[Records from a collection]
——

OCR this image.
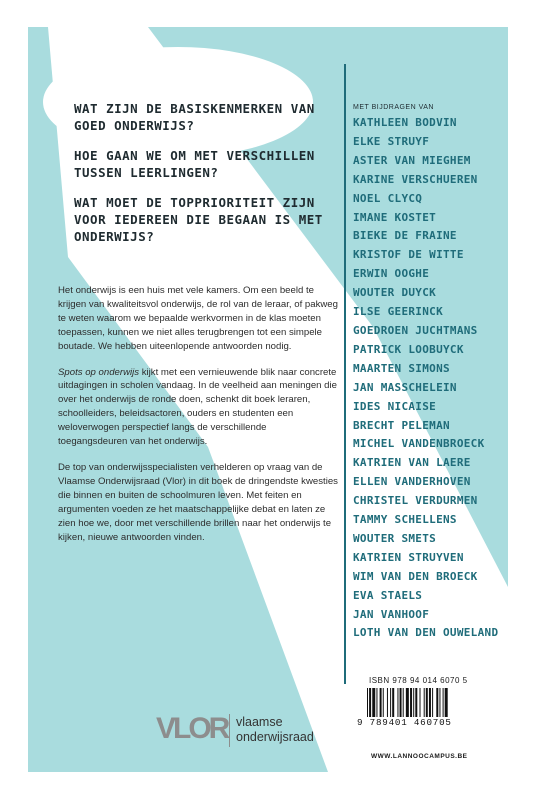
WAT ZIJN DE BASISKENMERKEN VAN GOED ONDERWIJS?
HOE GAAN WE OM MET VERSCHILLEN TUSSEN LEERLINGEN?
WAT MOET DE TOPPRIORITEIT ZIJN VOOR IEDEREEN DIE BEGAAN IS MET ONDERWIJS?

Het onderwijs is een huis met vele kamers. Om een beeld te krijgen van kwaliteitsvol onderwijs, de rol van de leraar, of pakweg te weten waarom we bepaalde werkvormen in de klas moeten toepassen, kunnen we niet alles terugbrengen tot een simpele boutade. We hebben uiteenlopende antwoorden nodig.

Spots op onderwijs kijkt met een vernieuwende blik naar concrete uitdagingen in scholen vandaag. In de veelheid aan meningen die over het onderwijs de ronde doen, schenkt dit boek leraren, schoolleiders, beleidsactoren, ouders en studenten een weloverwogen perspectief langs de verschillende toegangsdeuren van het onderwijs.

De top van onderwijsspecialisten verhelderen op vraag van de Vlaamse Onderwijsraad (Vlor) in dit boek de dringendste kwesties die binnen en buiten de schoolmuren leven. Met feiten en argumenten voeden ze het maatschappelijke debat en laten ze zien hoe we, door met verschillende brillen naar het onderwijs te kijken, nieuwe antwoorden vinden.

MET BIJDRAGEN VAN
KATHLEEN BODVIN
ELKE STRUYF
ASTER VAN MIEGHEM
KARINE VERSCHUEREN
NOEL CLYCQ
IMANE KOSTET
BIEKE DE FRAINE
KRISTOF DE WITTE
ERWIN OOGHE
WOUTER DUYCK
ILSE GEERINCK
GOEDROEN JUCHTMANS
PATRICK LOOBUYCK
MAARTEN SIMONS
JAN MASSCHELEIN
IDES NICAISE
BRECHT PELEMAN
MICHEL VANDENBROECK
KATRIEN VAN LAERE
ELLEN VANDERHOVEN
CHRISTEL VERDURMEN
TAMMY SCHELLENS
WOUTER SMETS
KATRIEN STRUYVEN
WIM VAN DEN BROECK
EVA STAELS
JAN VANHOOF
LOTH VAN DEN OUWELAND
ISBN 978 94 014 6070 5
9 789401 460705
WWW.LANNOOCAMPUS.BE
VLOR vlaamse
onderwijsraad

——

=== Task goal ===
Tally every line of the data that holds the word "KATRIEN" and write the count alone.

=== Answer below ===
2